DIRECTION: Reproduce the whole listing, character for character.
[BEGIN]
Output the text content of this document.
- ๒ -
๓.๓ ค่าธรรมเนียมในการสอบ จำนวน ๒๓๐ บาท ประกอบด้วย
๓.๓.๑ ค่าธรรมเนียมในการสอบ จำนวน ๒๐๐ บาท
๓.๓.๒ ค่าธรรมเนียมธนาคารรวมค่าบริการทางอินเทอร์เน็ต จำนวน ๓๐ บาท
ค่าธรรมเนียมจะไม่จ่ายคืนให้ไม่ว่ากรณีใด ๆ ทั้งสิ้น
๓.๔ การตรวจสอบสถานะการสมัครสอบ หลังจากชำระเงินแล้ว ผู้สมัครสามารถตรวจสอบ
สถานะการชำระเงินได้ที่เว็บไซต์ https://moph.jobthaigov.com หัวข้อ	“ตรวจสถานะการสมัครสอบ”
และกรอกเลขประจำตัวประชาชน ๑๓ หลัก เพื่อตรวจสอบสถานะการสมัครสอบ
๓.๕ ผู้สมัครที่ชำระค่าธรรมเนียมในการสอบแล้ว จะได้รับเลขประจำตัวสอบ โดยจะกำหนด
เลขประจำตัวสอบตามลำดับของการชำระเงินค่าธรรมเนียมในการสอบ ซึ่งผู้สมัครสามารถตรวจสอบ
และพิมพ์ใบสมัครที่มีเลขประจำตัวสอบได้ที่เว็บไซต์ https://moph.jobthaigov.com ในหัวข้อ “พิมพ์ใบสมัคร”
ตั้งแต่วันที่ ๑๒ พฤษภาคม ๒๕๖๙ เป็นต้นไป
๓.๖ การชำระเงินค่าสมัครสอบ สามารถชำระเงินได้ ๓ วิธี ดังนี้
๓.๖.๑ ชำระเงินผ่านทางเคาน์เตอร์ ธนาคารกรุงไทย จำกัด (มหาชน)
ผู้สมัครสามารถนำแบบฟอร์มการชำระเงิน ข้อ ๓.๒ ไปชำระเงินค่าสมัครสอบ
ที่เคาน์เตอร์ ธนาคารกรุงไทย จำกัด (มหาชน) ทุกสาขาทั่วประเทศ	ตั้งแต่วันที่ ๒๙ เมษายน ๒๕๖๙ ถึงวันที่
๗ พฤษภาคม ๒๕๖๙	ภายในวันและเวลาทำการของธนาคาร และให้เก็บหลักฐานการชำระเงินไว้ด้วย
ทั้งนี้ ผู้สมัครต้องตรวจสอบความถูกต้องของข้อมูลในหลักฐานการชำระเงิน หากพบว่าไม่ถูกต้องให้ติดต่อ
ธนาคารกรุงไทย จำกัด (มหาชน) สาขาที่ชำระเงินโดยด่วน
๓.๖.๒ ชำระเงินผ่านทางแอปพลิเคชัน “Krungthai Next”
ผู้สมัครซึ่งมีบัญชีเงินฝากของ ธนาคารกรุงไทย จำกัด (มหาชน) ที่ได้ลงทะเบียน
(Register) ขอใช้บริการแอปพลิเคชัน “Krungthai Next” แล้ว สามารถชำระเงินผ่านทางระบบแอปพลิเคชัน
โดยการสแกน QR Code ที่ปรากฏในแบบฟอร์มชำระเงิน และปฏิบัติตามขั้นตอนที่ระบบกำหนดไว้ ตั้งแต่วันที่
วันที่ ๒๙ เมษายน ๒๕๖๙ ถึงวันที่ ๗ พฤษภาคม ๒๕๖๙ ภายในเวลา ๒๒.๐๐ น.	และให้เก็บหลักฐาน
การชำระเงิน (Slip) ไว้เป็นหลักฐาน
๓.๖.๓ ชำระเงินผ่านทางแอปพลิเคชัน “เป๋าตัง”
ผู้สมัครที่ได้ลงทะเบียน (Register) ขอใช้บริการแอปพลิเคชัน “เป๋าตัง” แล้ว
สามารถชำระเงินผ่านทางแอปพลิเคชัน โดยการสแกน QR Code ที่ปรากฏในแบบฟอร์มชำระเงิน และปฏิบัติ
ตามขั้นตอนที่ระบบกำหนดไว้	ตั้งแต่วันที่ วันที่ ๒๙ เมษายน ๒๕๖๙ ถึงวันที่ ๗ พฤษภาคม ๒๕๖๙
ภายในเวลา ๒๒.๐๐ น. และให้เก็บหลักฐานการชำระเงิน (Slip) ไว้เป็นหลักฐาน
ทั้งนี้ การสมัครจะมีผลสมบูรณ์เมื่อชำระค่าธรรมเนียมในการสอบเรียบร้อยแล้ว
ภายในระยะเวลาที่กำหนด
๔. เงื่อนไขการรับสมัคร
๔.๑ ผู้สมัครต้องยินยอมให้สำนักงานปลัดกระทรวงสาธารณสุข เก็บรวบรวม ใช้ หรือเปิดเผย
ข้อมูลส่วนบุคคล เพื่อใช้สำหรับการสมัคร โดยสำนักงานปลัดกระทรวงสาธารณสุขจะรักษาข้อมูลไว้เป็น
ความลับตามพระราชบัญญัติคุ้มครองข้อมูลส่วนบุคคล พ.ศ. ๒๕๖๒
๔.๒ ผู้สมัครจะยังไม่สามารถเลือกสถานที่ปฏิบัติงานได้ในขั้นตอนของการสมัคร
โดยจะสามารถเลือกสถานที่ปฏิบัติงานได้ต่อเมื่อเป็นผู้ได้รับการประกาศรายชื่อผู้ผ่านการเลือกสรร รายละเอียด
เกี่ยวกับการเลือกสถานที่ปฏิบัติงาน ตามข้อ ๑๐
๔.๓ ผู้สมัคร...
[END]
COMPLETE RESPONSE:
Output the text content of this document.
- ๒ -
๓.๓ ค่าธรรมเนียมในการสอบ จำนวน ๒๓๐ บาท ประกอบด้วย
๓.๓.๑ ค่าธรรมเนียมในการสอบ จำนวน ๒๐๐ บาท
๓.๓.๒ ค่าธรรมเนียมธนาคารรวมค่าบริการทางอินเทอร์เน็ต จำนวน ๓๐ บาท
ค่าธรรมเนียมจะไม่จ่ายคืนให้ไม่ว่ากรณีใด ๆ ทั้งสิ้น
๓.๔ การตรวจสอบสถานะการสมัครสอบ หลังจากชำระเงินแล้ว ผู้สมัครสามารถตรวจสอบ
สถานะการชำระเงินได้ที่เว็บไซต์ https://moph.jobthaigov.com หัวข้อ	“ตรวจสถานะการสมัครสอบ”
และกรอกเลขประจำตัวประชาชน ๑๓ หลัก เพื่อตรวจสอบสถานะการสมัครสอบ
๓.๕ ผู้สมัครที่ชำระค่าธรรมเนียมในการสอบแล้ว จะได้รับเลขประจำตัวสอบ โดยจะกำหนด
เลขประจำตัวสอบตามลำดับของการชำระเงินค่าธรรมเนียมในการสอบ ซึ่งผู้สมัครสามารถตรวจสอบ
และพิมพ์ใบสมัครที่มีเลขประจำตัวสอบได้ที่เว็บไซต์ https://moph.jobthaigov.com ในหัวข้อ “พิมพ์ใบสมัคร”
ตั้งแต่วันที่ ๑๒ พฤษภาคม ๒๕๖๙ เป็นต้นไป
๓.๖ การชำระเงินค่าสมัครสอบ สามารถชำระเงินได้ ๓ วิธี ดังนี้
๓.๖.๑ ชำระเงินผ่านทางเคาน์เตอร์ ธนาคารกรุงไทย จำกัด (มหาชน)
ผู้สมัครสามารถนำแบบฟอร์มการชำระเงิน ข้อ ๓.๒ ไปชำระเงินค่าสมัครสอบ
ที่เคาน์เตอร์ ธนาคารกรุงไทย จำกัด (มหาชน) ทุกสาขาทั่วประเทศ	ตั้งแต่วันที่ ๒๙ เมษายน ๒๕๖๙ ถึงวันที่
๗ พฤษภาคม ๒๕๖๙	ภายในวันและเวลาทำการของธนาคาร และให้เก็บหลักฐานการชำระเงินไว้ด้วย
ทั้งนี้ ผู้สมัครต้องตรวจสอบความถูกต้องของข้อมูลในหลักฐานการชำระเงิน หากพบว่าไม่ถูกต้องให้ติดต่อ
ธนาคารกรุงไทย จำกัด (มหาชน) สาขาที่ชำระเงินโดยด่วน
๓.๖.๒ ชำระเงินผ่านทางแอปพลิเคชัน “Krungthai Next”
ผู้สมัครซึ่งมีบัญชีเงินฝากของ ธนาคารกรุงไทย จำกัด (มหาชน) ที่ได้ลงทะเบียน
(Register) ขอใช้บริการแอปพลิเคชัน “Krungthai Next” แล้ว สามารถชำระเงินผ่านทางระบบแอปพลิเคชัน
โดยการสแกน QR Code ที่ปรากฏในแบบฟอร์มชำระเงิน และปฏิบัติตามขั้นตอนที่ระบบกำหนดไว้ ตั้งแต่วันที่
วันที่ ๒๙ เมษายน ๒๕๖๙ ถึงวันที่ ๗ พฤษภาคม ๒๕๖๙ ภายในเวลา ๒๒.๐๐ น.	และให้เก็บหลักฐาน
การชำระเงิน (Slip) ไว้เป็นหลักฐาน
๓.๖.๓ ชำระเงินผ่านทางแอปพลิเคชัน “เป๋าตัง”
ผู้สมัครที่ได้ลงทะเบียน (Register) ขอใช้บริการแอปพลิเคชัน “เป๋าตัง” แล้ว
สามารถชำระเงินผ่านทางแอปพลิเคชัน โดยการสแกน QR Code ที่ปรากฏในแบบฟอร์มชำระเงิน และปฏิบัติ
ตามขั้นตอนที่ระบบกำหนดไว้	ตั้งแต่วันที่ วันที่ ๒๙ เมษายน ๒๕๖๙ ถึงวันที่ ๗ พฤษภาคม ๒๕๖๙
ภายในเวลา ๒๒.๐๐ น. และให้เก็บหลักฐานการชำระเงิน (Slip) ไว้เป็นหลักฐาน
ทั้งนี้ การสมัครจะมีผลสมบูรณ์เมื่อชำระค่าธรรมเนียมในการสอบเรียบร้อยแล้ว
ภายในระยะเวลาที่กำหนด
๔. เงื่อนไขการรับสมัคร
๔.๑ ผู้สมัครต้องยินยอมให้สำนักงานปลัดกระทรวงสาธารณสุข เก็บรวบรวม ใช้ หรือเปิดเผย
ข้อมูลส่วนบุคคล เพื่อใช้สำหรับการสมัคร โดยสำนักงานปลัดกระทรวงสาธารณสุขจะรักษาข้อมูลไว้เป็น
ความลับตามพระราชบัญญัติคุ้มครองข้อมูลส่วนบุคคล พ.ศ. ๒๕๖๒
๔.๒ ผู้สมัครจะยังไม่สามารถเลือกสถานที่ปฏิบัติงานได้ในขั้นตอนของการสมัคร
โดยจะสามารถเลือกสถานที่ปฏิบัติงานได้ต่อเมื่อเป็นผู้ได้รับการประกาศรายชื่อผู้ผ่านการเลือกสรร รายละเอียด
เกี่ยวกับการเลือกสถานที่ปฏิบัติงาน ตามข้อ ๑๐
๔.๓ ผู้สมัคร...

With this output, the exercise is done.